The Central Bank of Nigeria (CBN) under the leadership of the suspended governor, Godwin Emefiele, places a high premium on the diversification of Nigeria’s foreign exchange earnings through non-oil exports.

With crude oil accounting for over 90 percent of its foreign exchange earnings, the Nigerian economy goes into severe shocks and recessions each time the oil market is depressed.

In a bid to reverse the ugly trend, In February 2022, the apex bank in collaboration with the Bankers’ Committee, unveiled a programme to boost non-oil exports and reparation of their proceeds.

Tagged: RT 200 Non-Oil Exports Proceeds Repatriation Programme (RT200), the scheme aims to raise $200 billion in FX earnings from non-oil proceeds over the next three to five years. It is being implemented in close collaboration with the commercial banks.

* DATASET EXTRACT:

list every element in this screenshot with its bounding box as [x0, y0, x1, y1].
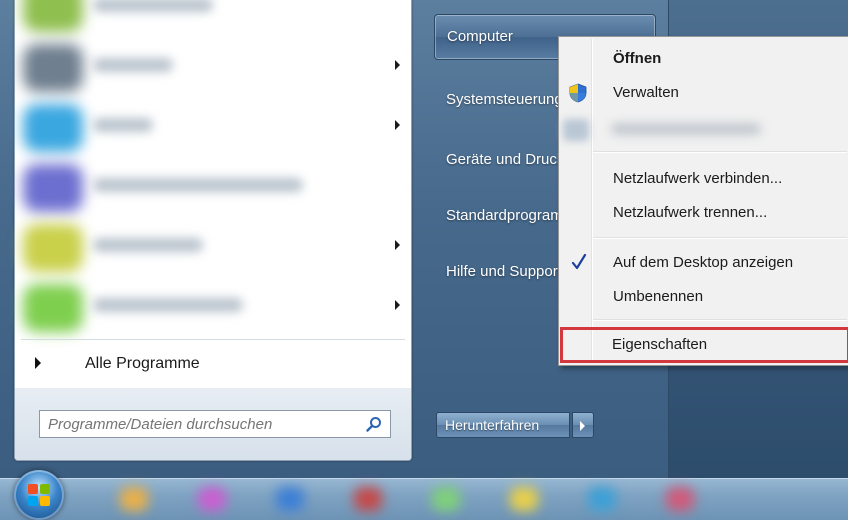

* DIRECTIVE 1: For each statement below, say whether it agrees with the passage on Nigeria's non-oil exports, answering yes or no and quoting the words of the passage that settle it: (a) Crude oil accounts for over 90 percent of Nigeria's foreign exchange earnings. (b) The programme to boost non-oil exports was unveiled in February 2022. (c) The scheme aims to raise $200 billion over the next ten years.
* DIRECTIVE 2: Output the part of the passage on Nigeria's non-oil exports starting with "The Central Bank" and going on through "of their proceeds.", word for word.
The material has no connection to the passage on Nigeria's non-oil exports.

* EXERCISE SOLUTION 1:
(a) Yes: "With crude oil accounting for over 90 percent of its foreign exchange earnings"
(b) Yes: "In February 2022, the apex bank in collaboration with the Bankers’ Committee, unveiled a programme to boost non-oil exports"
(c) No: "over the next three to five years"

* EXERCISE SOLUTION 2:
The Central Bank of Nigeria (CBN) under the leadership of the suspended governor, Godwin Emefiele, places a high premium on the diversification of Nigeria’s foreign exchange earnings through non-oil exports.

With crude oil accounting for over 90 percent of its foreign exchange earnings, the Nigerian economy goes into severe shocks and recessions each time the oil market is depressed.

In a bid to reverse the ugly trend, In February 2022, the apex bank in collaboration with the Bankers’ Committee, unveiled a programme to boost non-oil exports and reparation of their proceeds.